• TASK DETAILS:
Check every line for the word "infermo" and state how many lines have it. Reply with the number alone.

• RECORDS FOR PROCESSING:
* START *
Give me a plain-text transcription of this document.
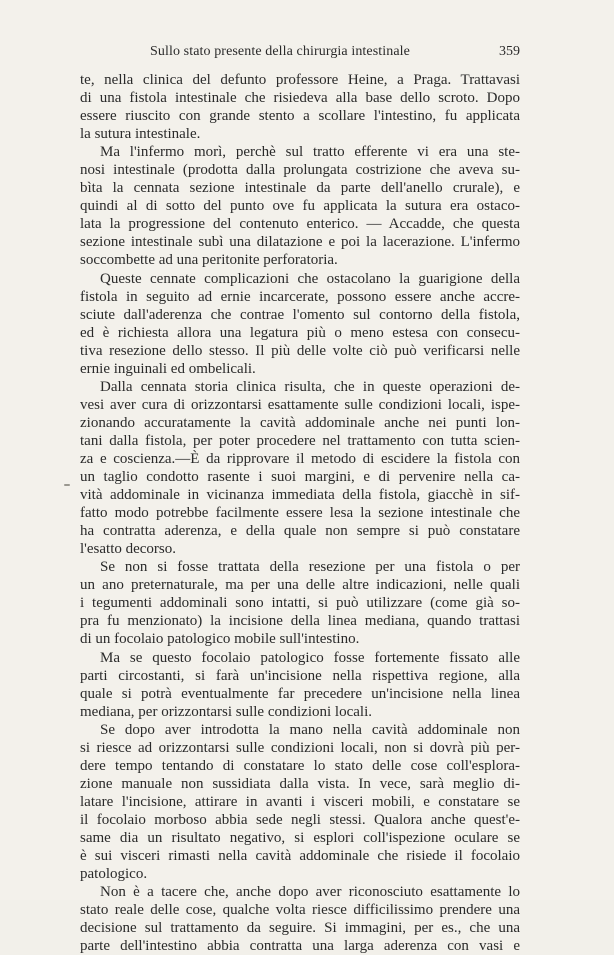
Sullo stato presente della chirurgia intestinale	359
te, nella clinica del defunto professore Heine, a Praga. Trattavasi
di una fistola intestinale che risiedeva alla base dello scroto. Dopo
essere riuscito con grande stento a scollare l'intestino, fu applicata
la sutura intestinale.
Ma l'infermo morì, perchè sul tratto efferente vi era una ste-
nosi intestinale (prodotta dalla prolungata costrizione che aveva su-
bìta la cennata sezione intestinale da parte dell'anello crurale), e
quindi al di sotto del punto ove fu applicata la sutura era ostaco-
lata la progressione del contenuto enterico. — Accadde, che questa
sezione intestinale subì una dilatazione e poi la lacerazione. L'infermo
soccombette ad una peritonite perforatoria.
Queste cennate complicazioni che ostacolano la guarigione della
fistola in seguito ad ernie incarcerate, possono essere anche accre-
sciute dall'aderenza che contrae l'omento sul contorno della fistola,
ed è richiesta allora una legatura più o meno estesa con consecu-
tiva resezione dello stesso. Il più delle volte ciò può verificarsi nelle
ernie inguinali ed ombelicali.
Dalla cennata storia clinica risulta, che in queste operazioni de-
vesi aver cura di orizzontarsi esattamente sulle condizioni locali, ispe-
zionando accuratamente la cavità addominale anche nei punti lon-
tani dalla fistola, per poter procedere nel trattamento con tutta scien-
za e coscienza.—È da ripprovare il metodo di escidere la fistola con
un taglio condotto rasente i suoi margini, e di pervenire nella ca-
vità addominale in vicinanza immediata della fistola, giacchè in sif-
fatto modo potrebbe facilmente essere lesa la sezione intestinale che
ha contratta aderenza, e della quale non sempre si può constatare
l'esatto decorso.
Se non si fosse trattata della resezione per una fistola o per
un ano preternaturale, ma per una delle altre indicazioni, nelle quali
i tegumenti addominali sono intatti, si può utilizzare (come già so-
pra fu menzionato) la incisione della linea mediana, quando trattasi
di un focolaio patologico mobile sull'intestino.
Ma se questo focolaio patologico fosse fortemente fissato alle
parti circostanti, si farà un'incisione nella rispettiva regione, alla
quale si potrà eventualmente far precedere un'incisione nella linea
mediana, per orizzontarsi sulle condizioni locali.
Se dopo aver introdotta la mano nella cavità addominale non
si riesce ad orizzontarsi sulle condizioni locali, non si dovrà più per-
dere tempo tentando di constatare lo stato delle cose coll'esplora-
zione manuale non sussidiata dalla vista. In vece, sarà meglio di-
latare l'incisione, attirare in avanti i visceri mobili, e constatare se
il focolaio morboso abbia sede negli stessi. Qualora anche quest'e-
same dia un risultato negativo, si esplori coll'ispezione oculare se
è sui visceri rimasti nella cavità addominale che risiede il focolaio
patologico.
Non è a tacere che, anche dopo aver riconosciuto esattamente lo
stato reale delle cose, qualche volta riesce difficilissimo prendere una
decisione sul trattamento da seguire. Si immagini, per es., che una
parte dell'intestino abbia contratta una larga aderenza con vasi e
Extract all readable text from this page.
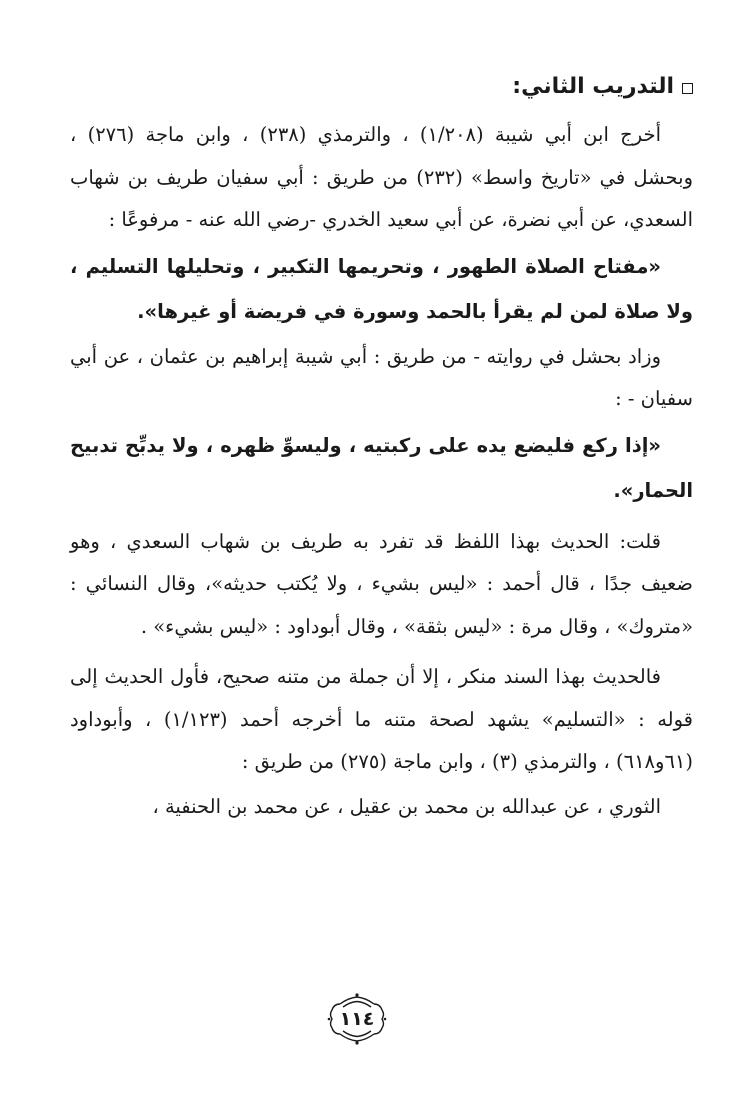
التدريب الثاني:

أخرج ابن أبي شيبة (١/٢٠٨) ، والترمذي (٢٣٨) ، وابن ماجة (٢٧٦) ، وبحشل في «تاريخ واسط» (٢٣٢) من طريق : أبي سفيان طريف بن شهاب السعدي، عن أبي نضرة، عن أبي سعيد الخدري -رضي الله عنه - مرفوعًا :

«مفتاح الصلاة الطهور ، وتحريمها التكبير ، وتحليلها التسليم ، ولا صلاة لمن لم يقرأ بالحمد وسورة في فريضة أو غيرها».

وزاد بحشل في روايته - من طريق : أبي شيبة إبراهيم بن عثمان ، عن أبي سفيان - :

«إذا ركع فليضع يده على ركبتيه ، وليسوِّ ظهره ، ولا يدبِّح تدبيح الحمار».

قلت: الحديث بهذا اللفظ قد تفرد به طريف بن شهاب السعدي ، وهو ضعيف جدًا ، قال أحمد : «ليس بشيء ، ولا يُكتب حديثه»، وقال النسائي : «متروك» ، وقال مرة : «ليس بثقة» ، وقال أبوداود : «ليس بشيء» .

فالحديث بهذا السند منكر ، إلا أن جملة من متنه صحيح، فأول الحديث إلى قوله : «التسليم» يشهد لصحة متنه ما أخرجه أحمد (١/١٢٣) ، وأبوداود (٦١و٦١٨) ، والترمذي (٣) ، وابن ماجة (٢٧٥) من طريق :

الثوري ، عن عبدالله بن محمد بن عقيل ، عن محمد بن الحنفية ،

١١٤
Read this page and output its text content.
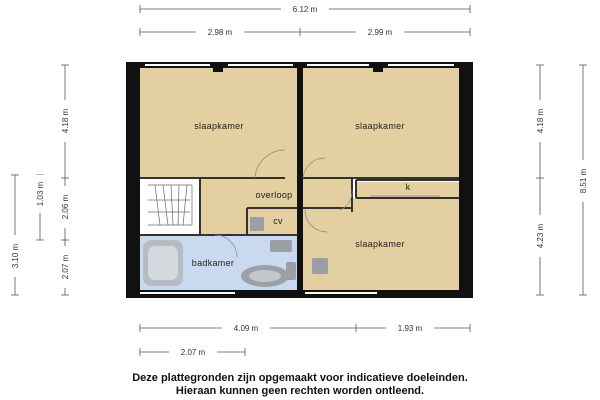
6.12 m
2.98 m	2.99 m
4.09 m	1.93 m
2.07 m
4.18 m
2.06 m
2.07 m
3.10 m
1.03 m
4.18 m
4.23 m
8.51 m
slaapkamer	slaapkamer
overloop
k
cv
slaapkamer
badkamer
Deze plattegronden zijn opgemaakt voor indicatieve doeleinden.
Hieraan kunnen geen rechten worden ontleend.
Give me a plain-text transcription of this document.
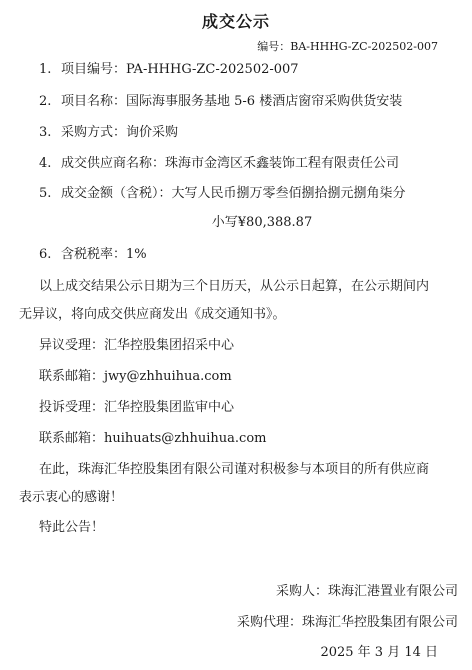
成交公示
编号：BA-HHHG-ZC-202502-007
1. 项目编号：PA-HHHG-ZC-202502-007
2. 项目名称：国际海事服务基地 5-6 楼酒店窗帘采购供货安装
3. 采购方式：询价采购
4. 成交供应商名称：珠海市金湾区禾鑫装饰工程有限责任公司
5. 成交金额（含税）：大写人民币捌万零叁佰捌拾捌元捌角柒分
小写¥80,388.87
6. 含税税率：1%
以上成交结果公示日期为三个日历天，从公示日起算，在公示期间内
无异议，将向成交供应商发出《成交通知书》。
异议受理：汇华控股集团招采中心
联系邮箱：jwy@zhhuihua.com
投诉受理：汇华控股集团监审中心
联系邮箱：huihuats@zhhuihua.com
在此，珠海汇华控股集团有限公司谨对积极参与本项目的所有供应商
表示衷心的感谢！
特此公告！
采购人：珠海汇港置业有限公司
采购代理：珠海汇华控股集团有限公司
2025 年 3 月 14 日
* END *
• CORRECT RESPONSE:
2